REQUIRED TASK: Which lines in the material below contain the word "price"? Copy each of them.

Extracts from a graphics dataset:
----------

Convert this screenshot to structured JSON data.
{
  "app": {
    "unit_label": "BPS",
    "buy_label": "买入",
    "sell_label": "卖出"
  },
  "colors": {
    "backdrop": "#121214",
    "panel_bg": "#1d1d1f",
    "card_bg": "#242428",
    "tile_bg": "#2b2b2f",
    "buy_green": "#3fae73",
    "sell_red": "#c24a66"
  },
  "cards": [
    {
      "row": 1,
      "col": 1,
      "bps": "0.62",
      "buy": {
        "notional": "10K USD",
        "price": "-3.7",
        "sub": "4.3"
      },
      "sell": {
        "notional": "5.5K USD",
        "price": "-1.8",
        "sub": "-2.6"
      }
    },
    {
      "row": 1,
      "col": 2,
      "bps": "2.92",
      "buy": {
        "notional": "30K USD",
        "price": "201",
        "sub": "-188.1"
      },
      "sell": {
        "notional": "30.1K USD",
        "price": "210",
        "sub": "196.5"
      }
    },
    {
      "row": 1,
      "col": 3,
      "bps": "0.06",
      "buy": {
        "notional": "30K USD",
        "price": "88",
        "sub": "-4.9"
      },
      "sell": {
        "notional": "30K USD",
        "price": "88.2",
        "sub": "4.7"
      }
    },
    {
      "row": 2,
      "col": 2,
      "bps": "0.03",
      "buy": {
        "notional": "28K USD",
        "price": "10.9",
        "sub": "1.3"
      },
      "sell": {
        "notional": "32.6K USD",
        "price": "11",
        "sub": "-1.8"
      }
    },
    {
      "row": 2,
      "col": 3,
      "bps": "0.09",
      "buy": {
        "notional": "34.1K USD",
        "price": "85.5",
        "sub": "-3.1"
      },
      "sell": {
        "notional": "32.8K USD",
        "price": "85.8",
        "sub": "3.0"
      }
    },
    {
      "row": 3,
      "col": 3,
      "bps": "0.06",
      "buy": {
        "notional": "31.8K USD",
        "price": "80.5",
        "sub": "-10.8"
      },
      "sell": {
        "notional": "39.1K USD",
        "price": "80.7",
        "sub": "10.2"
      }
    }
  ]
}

----------

OUTPUT OF THE TASK:
        "price": "-3.7",
        "price": "-1.8",
        "price": "201",
        "price": "210",
        "price": "88",
        "price": "88.2",
        "price": "10.9",
        "price": "11",
        "price": "85.5",
        "price": "85.8",
        "price": "80.5",
        "price": "80.7",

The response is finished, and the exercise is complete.